= SET PROBLEM =
Transcribe every entry word for word, leaving out all images.

= TASK DATA =

#####

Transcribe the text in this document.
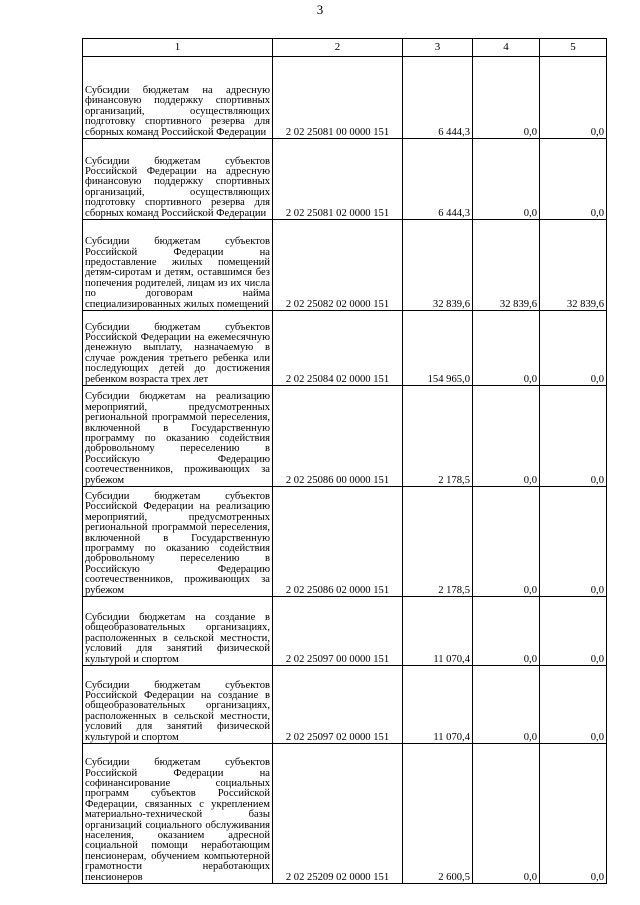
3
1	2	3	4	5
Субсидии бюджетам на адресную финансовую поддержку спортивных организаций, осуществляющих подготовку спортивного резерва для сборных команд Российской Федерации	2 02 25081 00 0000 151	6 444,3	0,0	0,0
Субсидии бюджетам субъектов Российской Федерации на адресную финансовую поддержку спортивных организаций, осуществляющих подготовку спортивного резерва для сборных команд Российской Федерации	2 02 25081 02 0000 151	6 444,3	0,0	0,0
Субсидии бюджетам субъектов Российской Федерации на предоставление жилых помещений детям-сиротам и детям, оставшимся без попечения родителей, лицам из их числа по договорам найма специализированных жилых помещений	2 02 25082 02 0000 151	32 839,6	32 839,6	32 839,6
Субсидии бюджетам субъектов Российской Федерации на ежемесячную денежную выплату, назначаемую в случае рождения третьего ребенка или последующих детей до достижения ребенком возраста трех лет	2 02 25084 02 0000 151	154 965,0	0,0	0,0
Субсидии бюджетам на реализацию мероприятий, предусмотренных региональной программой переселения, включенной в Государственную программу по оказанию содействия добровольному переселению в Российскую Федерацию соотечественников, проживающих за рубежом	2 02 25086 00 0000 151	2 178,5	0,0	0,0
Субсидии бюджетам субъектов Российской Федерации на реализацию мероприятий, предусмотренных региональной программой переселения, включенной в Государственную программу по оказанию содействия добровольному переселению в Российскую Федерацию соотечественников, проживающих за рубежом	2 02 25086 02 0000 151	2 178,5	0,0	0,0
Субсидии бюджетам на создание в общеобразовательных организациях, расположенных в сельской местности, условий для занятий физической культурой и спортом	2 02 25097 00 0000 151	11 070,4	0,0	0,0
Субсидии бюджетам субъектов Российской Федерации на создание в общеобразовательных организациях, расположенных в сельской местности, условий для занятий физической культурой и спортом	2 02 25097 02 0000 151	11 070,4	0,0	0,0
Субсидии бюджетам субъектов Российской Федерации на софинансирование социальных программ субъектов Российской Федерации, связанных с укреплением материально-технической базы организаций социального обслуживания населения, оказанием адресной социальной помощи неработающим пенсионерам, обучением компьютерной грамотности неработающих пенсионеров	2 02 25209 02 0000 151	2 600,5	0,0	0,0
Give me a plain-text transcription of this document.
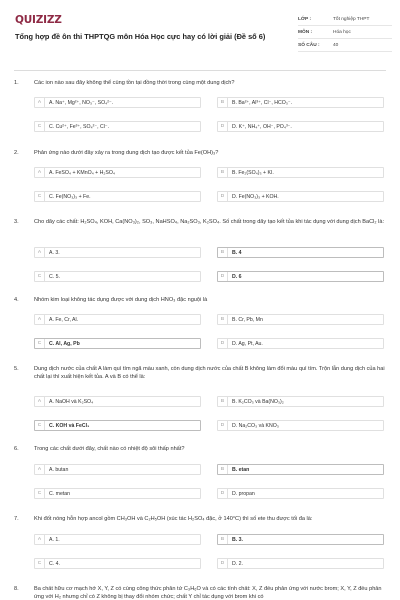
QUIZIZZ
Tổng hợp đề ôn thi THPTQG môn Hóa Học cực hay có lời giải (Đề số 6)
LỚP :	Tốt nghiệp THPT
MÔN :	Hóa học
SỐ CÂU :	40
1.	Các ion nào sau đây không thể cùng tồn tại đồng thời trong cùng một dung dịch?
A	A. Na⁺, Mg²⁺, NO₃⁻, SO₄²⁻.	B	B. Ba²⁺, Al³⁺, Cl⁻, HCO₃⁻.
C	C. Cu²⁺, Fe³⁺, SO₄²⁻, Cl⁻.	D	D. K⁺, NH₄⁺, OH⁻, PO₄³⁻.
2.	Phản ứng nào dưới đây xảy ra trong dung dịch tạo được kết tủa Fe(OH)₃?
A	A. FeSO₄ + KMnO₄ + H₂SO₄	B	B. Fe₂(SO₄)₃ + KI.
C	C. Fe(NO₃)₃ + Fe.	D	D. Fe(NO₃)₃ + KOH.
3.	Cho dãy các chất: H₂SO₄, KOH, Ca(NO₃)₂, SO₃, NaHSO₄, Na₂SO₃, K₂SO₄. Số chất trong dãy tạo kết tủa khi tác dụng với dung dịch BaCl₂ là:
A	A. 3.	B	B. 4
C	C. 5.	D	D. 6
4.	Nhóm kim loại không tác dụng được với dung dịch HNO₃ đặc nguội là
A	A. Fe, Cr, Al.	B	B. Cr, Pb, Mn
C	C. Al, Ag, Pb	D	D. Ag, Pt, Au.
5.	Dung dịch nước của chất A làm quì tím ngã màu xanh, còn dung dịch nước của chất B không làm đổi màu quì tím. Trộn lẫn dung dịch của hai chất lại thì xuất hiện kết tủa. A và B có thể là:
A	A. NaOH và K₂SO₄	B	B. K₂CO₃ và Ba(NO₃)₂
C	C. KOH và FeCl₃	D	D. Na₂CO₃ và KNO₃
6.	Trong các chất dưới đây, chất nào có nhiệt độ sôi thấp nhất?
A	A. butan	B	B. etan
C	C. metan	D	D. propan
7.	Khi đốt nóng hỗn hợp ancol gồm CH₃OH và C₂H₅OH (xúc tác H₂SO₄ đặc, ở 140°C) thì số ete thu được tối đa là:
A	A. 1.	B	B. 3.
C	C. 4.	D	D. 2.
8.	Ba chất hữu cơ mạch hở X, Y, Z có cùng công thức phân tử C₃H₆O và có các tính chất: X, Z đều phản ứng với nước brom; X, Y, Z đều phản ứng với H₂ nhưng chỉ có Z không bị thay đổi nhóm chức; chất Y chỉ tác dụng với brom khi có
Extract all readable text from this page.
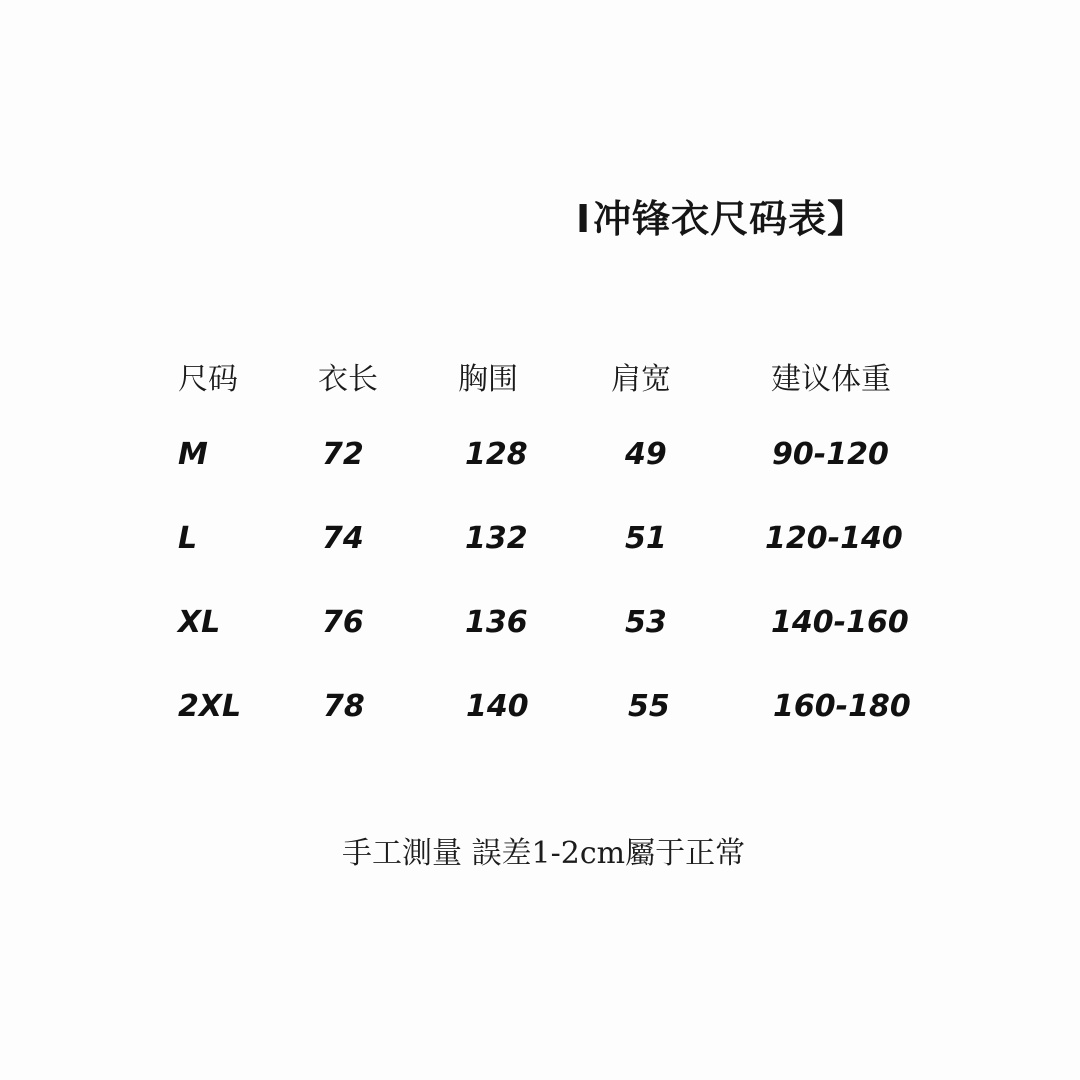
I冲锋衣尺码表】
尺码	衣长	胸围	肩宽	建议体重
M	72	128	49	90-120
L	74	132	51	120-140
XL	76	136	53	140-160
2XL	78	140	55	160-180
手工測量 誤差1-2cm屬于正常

#####

= ANSWER =
Transcribe the text in this document.
3
1	2	3	4	5
Субсидии бюджетам на адресную финансовую поддержку спортивных организаций, осуществляющих подготовку спортивного резерва для сборных команд Российской Федерации	2 02 25081 00 0000 151	6 444,3	0,0	0,0
Субсидии бюджетам субъектов Российской Федерации на адресную финансовую поддержку спортивных организаций, осуществляющих подготовку спортивного резерва для сборных команд Российской Федерации	2 02 25081 02 0000 151	6 444,3	0,0	0,0
Субсидии бюджетам субъектов Российской Федерации на предоставление жилых помещений детям-сиротам и детям, оставшимся без попечения родителей, лицам из их числа по договорам найма специализированных жилых помещений	2 02 25082 02 0000 151	32 839,6	32 839,6	32 839,6
Субсидии бюджетам субъектов Российской Федерации на ежемесячную денежную выплату, назначаемую в случае рождения третьего ребенка или последующих детей до достижения ребенком возраста трех лет	2 02 25084 02 0000 151	154 965,0	0,0	0,0
Субсидии бюджетам на реализацию мероприятий, предусмотренных региональной программой переселения, включенной в Государственную программу по оказанию содействия добровольному переселению в Российскую Федерацию соотечественников, проживающих за рубежом	2 02 25086 00 0000 151	2 178,5	0,0	0,0
Субсидии бюджетам субъектов Российской Федерации на реализацию мероприятий, предусмотренных региональной программой переселения, включенной в Государственную программу по оказанию содействия добровольному переселению в Российскую Федерацию соотечественников, проживающих за рубежом	2 02 25086 02 0000 151	2 178,5	0,0	0,0
Субсидии бюджетам на создание в общеобразовательных организациях, расположенных в сельской местности, условий для занятий физической культурой и спортом	2 02 25097 00 0000 151	11 070,4	0,0	0,0
Субсидии бюджетам субъектов Российской Федерации на создание в общеобразовательных организациях, расположенных в сельской местности, условий для занятий физической культурой и спортом	2 02 25097 02 0000 151	11 070,4	0,0	0,0
Субсидии бюджетам субъектов Российской Федерации на софинансирование социальных программ субъектов Российской Федерации, связанных с укреплением материально-технической базы организаций социального обслуживания населения, оказанием адресной социальной помощи неработающим пенсионерам, обучением компьютерной грамотности неработающих пенсионеров	2 02 25209 02 0000 151	2 600,5	0,0	0,0
Give me a plain-text transcription of this document.
QUIZIZZ
Tổng hợp đề ôn thi THPTQG môn Hóa Học cực hay có lời giải (Đề số 6)
LỚP :	Tốt nghiệp THPT
MÔN :	Hóa học
SỐ CÂU :	40
1.	Các ion nào sau đây không thể cùng tồn tại đồng thời trong cùng một dung dịch?
A	A. Na⁺, Mg²⁺, NO₃⁻, SO₄²⁻.	B	B. Ba²⁺, Al³⁺, Cl⁻, HCO₃⁻.
C	C. Cu²⁺, Fe³⁺, SO₄²⁻, Cl⁻.	D	D. K⁺, NH₄⁺, OH⁻, PO₄³⁻.
2.	Phản ứng nào dưới đây xảy ra trong dung dịch tạo được kết tủa Fe(OH)₃?
A	A. FeSO₄ + KMnO₄ + H₂SO₄	B	B. Fe₂(SO₄)₃ + KI.
C	C. Fe(NO₃)₃ + Fe.	D	D. Fe(NO₃)₃ + KOH.
3.	Cho dãy các chất: H₂SO₄, KOH, Ca(NO₃)₂, SO₃, NaHSO₄, Na₂SO₃, K₂SO₄. Số chất trong dãy tạo kết tủa khi tác dụng với dung dịch BaCl₂ là:
A	A. 3.	B	B. 4
C	C. 5.	D	D. 6
4.	Nhóm kim loại không tác dụng được với dung dịch HNO₃ đặc nguội là
A	A. Fe, Cr, Al.	B	B. Cr, Pb, Mn
C	C. Al, Ag, Pb	D	D. Ag, Pt, Au.
5.	Dung dịch nước của chất A làm quì tím ngã màu xanh, còn dung dịch nước của chất B không làm đổi màu quì tím. Trộn lẫn dung dịch của hai chất lại thì xuất hiện kết tủa. A và B có thể là:
A	A. NaOH và K₂SO₄	B	B. K₂CO₃ và Ba(NO₃)₂
C	C. KOH và FeCl₃	D	D. Na₂CO₃ và KNO₃
6.	Trong các chất dưới đây, chất nào có nhiệt độ sôi thấp nhất?
A	A. butan	B	B. etan
C	C. metan	D	D. propan
7.	Khi đốt nóng hỗn hợp ancol gồm CH₃OH và C₂H₅OH (xúc tác H₂SO₄ đặc, ở 140°C) thì số ete thu được tối đa là:
A	A. 1.	B	B. 3.
C	C. 4.	D	D. 2.
8.	Ba chất hữu cơ mạch hở X, Y, Z có cùng công thức phân tử C₃H₆O và có các tính chất: X, Z đều phản ứng với nước brom; X, Y, Z đều phản ứng với H₂ nhưng chỉ có Z không bị thay đổi nhóm chức; chất Y chỉ tác dụng với brom khi có
Extract all readable text from this page.
I冲锋衣尺码表】
尺码	衣长	胸围	肩宽	建议体重
M	72	128	49	90-120
L	74	132	51	120-140
XL	76	136	53	140-160
2XL	78	140	55	160-180
手工測量 誤差1-2cm屬于正常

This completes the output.